## Exercise goal
Retype, without alteration, each line from the line containing "Decode this image" to the final line of the records.

## Source material
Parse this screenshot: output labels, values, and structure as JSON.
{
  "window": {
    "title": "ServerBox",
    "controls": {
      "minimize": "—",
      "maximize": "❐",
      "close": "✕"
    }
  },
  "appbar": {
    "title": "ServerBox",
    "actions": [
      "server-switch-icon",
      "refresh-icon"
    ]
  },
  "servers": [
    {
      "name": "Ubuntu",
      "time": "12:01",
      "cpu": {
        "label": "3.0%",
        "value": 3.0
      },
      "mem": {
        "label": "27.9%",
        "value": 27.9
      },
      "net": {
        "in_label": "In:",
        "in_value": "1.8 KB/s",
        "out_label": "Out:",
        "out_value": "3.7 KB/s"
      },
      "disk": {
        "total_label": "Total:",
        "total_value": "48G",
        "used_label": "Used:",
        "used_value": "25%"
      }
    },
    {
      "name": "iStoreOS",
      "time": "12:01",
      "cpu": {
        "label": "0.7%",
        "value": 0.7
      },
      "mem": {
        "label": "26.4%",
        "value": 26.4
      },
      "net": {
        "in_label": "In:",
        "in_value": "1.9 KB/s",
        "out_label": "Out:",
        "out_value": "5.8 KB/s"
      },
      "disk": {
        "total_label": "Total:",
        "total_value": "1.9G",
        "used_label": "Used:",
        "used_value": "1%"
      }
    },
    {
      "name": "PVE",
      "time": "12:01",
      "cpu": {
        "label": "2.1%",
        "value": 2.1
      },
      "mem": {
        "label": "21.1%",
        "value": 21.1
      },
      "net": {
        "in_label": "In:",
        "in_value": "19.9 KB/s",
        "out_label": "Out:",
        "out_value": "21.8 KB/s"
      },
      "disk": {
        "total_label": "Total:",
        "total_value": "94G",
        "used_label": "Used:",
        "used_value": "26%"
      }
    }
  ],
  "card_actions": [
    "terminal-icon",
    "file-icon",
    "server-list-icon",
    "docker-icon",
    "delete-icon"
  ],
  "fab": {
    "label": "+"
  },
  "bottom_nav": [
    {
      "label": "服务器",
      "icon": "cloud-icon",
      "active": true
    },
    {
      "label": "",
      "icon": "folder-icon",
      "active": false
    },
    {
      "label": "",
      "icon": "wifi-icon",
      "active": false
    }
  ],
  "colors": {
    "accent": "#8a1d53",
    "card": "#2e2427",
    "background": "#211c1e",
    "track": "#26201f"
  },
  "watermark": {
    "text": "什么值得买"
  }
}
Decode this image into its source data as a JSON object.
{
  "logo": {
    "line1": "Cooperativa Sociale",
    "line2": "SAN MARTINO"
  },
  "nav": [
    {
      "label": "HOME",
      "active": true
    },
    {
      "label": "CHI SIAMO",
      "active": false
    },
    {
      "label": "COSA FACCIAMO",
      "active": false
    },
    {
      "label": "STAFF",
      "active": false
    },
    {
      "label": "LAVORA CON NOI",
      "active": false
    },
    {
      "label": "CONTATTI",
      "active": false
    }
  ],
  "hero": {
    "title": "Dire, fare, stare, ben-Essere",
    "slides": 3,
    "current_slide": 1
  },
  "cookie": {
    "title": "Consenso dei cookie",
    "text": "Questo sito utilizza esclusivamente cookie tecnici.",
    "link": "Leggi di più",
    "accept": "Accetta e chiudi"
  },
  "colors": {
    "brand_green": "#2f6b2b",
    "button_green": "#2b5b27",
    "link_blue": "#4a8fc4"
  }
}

## Solution to the exercise
Decode this image into its source data as a JSON object.
{
  "logo": {
    "line1": "Cooperativa Sociale",
    "line2": "SAN MARTINO"
  },
  "nav": [
    {
      "label": "HOME",
      "active": true
    },
    {
      "label": "CHI SIAMO",
      "active": false
    },
    {
      "label": "COSA FACCIAMO",
      "active": false
    },
    {
      "label": "STAFF",
      "active": false
    },
    {
      "label": "LAVORA CON NOI",
      "active": false
    },
    {
      "label": "CONTATTI",
      "active": false
    }
  ],
  "hero": {
    "title": "Dire, fare, stare, ben-Essere",
    "slides": 3,
    "current_slide": 1
  },
  "cookie": {
    "title": "Consenso dei cookie",
    "text": "Questo sito utilizza esclusivamente cookie tecnici.",
    "link": "Leggi di più",
    "accept": "Accetta e chiudi"
  },
  "colors": {
    "brand_green": "#2f6b2b",
    "button_green": "#2b5b27",
    "link_blue": "#4a8fc4"
  }
}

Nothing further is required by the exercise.